═════ Data to process ═════
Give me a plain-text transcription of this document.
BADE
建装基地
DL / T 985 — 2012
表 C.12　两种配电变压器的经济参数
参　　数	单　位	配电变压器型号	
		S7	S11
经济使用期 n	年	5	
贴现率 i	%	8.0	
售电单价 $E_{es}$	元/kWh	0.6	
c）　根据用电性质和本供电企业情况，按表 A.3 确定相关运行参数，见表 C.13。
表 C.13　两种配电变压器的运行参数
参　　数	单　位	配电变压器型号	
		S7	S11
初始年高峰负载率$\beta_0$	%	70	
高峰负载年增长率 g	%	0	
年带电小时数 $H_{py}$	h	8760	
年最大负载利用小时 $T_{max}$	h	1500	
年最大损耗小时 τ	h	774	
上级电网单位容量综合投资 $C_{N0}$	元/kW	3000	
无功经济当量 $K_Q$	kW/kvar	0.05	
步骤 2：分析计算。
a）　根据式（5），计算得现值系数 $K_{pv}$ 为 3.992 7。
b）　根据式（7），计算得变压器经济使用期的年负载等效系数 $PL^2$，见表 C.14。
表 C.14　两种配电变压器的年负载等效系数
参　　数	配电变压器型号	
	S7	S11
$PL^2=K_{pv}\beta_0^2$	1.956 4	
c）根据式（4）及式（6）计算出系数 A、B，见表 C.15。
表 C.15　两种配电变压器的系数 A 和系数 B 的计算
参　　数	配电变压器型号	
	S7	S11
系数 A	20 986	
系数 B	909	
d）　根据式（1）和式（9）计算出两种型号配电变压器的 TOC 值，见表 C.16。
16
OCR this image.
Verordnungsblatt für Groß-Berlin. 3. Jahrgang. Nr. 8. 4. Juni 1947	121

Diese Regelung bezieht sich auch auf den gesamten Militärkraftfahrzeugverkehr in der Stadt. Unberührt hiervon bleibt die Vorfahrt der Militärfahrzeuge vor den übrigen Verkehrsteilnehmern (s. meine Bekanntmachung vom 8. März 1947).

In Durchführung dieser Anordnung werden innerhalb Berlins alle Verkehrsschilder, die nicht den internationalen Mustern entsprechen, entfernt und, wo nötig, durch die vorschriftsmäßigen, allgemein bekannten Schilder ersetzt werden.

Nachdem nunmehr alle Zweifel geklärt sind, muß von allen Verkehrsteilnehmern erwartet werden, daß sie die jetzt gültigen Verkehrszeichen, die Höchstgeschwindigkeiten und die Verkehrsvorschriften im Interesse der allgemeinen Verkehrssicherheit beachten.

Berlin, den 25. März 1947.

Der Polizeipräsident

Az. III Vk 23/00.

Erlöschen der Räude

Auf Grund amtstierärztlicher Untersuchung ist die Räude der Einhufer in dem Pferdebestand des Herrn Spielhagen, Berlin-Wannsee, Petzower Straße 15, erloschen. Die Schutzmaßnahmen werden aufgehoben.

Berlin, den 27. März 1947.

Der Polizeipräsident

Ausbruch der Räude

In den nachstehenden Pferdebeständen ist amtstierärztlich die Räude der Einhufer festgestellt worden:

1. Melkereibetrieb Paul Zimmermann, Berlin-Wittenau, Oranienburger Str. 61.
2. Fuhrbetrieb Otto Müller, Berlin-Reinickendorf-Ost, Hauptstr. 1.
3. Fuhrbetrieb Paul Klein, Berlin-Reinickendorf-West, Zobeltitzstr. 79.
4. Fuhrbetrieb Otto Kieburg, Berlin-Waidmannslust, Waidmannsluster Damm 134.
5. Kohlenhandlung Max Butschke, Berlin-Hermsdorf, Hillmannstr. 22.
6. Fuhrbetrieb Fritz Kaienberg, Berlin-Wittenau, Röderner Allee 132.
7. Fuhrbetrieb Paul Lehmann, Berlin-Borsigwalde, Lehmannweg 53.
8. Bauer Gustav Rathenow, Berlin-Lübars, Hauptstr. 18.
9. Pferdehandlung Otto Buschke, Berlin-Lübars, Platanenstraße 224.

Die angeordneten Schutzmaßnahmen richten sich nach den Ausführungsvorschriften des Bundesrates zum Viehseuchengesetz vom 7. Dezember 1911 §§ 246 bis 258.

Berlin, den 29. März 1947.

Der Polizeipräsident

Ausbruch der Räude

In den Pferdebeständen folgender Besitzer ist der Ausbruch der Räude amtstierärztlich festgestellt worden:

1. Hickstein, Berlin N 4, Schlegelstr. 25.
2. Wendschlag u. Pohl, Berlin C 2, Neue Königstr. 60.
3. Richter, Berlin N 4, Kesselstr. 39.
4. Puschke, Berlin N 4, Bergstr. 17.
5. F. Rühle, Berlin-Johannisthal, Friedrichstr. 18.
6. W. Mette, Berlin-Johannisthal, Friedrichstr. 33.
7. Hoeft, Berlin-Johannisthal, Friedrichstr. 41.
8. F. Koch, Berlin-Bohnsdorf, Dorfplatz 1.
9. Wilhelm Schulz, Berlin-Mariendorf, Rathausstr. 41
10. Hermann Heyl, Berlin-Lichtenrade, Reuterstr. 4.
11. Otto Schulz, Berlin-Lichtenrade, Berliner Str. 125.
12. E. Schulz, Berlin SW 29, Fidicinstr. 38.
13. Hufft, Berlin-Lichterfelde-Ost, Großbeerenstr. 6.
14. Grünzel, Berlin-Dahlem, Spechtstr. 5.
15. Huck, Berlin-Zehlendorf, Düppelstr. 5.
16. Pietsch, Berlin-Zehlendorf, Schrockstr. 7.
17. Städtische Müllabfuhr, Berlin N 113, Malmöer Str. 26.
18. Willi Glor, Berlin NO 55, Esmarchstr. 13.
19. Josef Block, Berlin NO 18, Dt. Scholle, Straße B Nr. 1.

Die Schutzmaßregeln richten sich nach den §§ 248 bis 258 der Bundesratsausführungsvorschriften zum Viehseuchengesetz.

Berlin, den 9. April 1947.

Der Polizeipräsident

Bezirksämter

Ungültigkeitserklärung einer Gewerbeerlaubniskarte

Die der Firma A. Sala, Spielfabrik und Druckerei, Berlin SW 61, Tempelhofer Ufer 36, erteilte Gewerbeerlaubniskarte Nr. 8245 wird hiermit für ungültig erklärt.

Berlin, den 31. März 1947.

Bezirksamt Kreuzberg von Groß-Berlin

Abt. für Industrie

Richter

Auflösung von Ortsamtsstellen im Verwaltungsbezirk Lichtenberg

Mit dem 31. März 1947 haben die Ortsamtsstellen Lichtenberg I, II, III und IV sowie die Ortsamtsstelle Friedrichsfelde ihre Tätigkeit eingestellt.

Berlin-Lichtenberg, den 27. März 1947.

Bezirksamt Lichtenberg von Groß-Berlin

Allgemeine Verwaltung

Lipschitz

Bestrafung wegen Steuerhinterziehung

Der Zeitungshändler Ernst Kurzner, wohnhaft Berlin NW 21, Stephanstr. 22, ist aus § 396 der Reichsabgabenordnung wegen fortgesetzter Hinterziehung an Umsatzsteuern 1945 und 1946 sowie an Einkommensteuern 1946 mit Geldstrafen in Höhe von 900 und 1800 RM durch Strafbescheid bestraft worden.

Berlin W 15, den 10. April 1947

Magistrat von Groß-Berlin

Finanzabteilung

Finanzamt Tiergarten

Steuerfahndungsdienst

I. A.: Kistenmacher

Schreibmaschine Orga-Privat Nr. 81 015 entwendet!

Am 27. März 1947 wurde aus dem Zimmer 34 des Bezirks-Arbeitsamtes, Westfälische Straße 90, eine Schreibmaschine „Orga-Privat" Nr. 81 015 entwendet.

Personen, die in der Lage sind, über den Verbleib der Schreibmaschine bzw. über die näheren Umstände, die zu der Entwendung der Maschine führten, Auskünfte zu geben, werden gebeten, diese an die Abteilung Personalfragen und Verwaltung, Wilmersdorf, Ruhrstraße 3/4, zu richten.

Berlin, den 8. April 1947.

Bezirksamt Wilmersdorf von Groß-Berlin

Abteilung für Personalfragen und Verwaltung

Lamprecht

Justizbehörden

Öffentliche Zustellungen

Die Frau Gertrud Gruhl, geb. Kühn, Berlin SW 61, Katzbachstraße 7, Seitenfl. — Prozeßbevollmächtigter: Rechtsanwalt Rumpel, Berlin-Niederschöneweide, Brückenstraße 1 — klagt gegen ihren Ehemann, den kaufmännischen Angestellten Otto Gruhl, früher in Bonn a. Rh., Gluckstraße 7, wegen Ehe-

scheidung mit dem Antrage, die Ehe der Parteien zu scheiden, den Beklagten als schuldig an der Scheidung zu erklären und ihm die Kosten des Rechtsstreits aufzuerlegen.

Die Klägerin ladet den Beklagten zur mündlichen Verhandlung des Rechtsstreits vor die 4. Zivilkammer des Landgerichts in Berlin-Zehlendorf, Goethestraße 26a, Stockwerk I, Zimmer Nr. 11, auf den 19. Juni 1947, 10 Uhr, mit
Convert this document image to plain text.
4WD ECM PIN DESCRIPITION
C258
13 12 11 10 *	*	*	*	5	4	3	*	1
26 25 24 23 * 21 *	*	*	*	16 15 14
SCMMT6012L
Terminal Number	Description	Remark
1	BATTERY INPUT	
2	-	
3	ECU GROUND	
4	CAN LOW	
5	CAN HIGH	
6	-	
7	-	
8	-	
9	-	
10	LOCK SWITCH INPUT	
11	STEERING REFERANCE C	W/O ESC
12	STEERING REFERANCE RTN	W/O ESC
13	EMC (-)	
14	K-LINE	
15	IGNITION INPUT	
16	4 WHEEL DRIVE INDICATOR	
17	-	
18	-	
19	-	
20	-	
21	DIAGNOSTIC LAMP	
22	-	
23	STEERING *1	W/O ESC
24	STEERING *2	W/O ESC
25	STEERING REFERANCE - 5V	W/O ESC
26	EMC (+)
═════
▶ _Required task_
Set out exactly the run of lines that begins at the line holding "Convert this document image to plain text." and ends at the last line of the data.

▶ _Written answer_
Convert this document image to plain text.
4WD ECM PIN DESCRIPITION
C258
13 12 11 10 *	*	*	*	5	4	3	*	1
26 25 24 23 * 21 *	*	*	*	16 15 14
SCMMT6012L
Terminal Number	Description	Remark
1	BATTERY INPUT	
2	-	
3	ECU GROUND	
4	CAN LOW	
5	CAN HIGH	
6	-	
7	-	
8	-	
9	-	
10	LOCK SWITCH INPUT	
11	STEERING REFERANCE C	W/O ESC
12	STEERING REFERANCE RTN	W/O ESC
13	EMC (-)	
14	K-LINE	
15	IGNITION INPUT	
16	4 WHEEL DRIVE INDICATOR	
17	-	
18	-	
19	-	
20	-	
21	DIAGNOSTIC LAMP	
22	-	
23	STEERING *1	W/O ESC
24	STEERING *2	W/O ESC
25	STEERING REFERANCE - 5V	W/O ESC
26	EMC (+)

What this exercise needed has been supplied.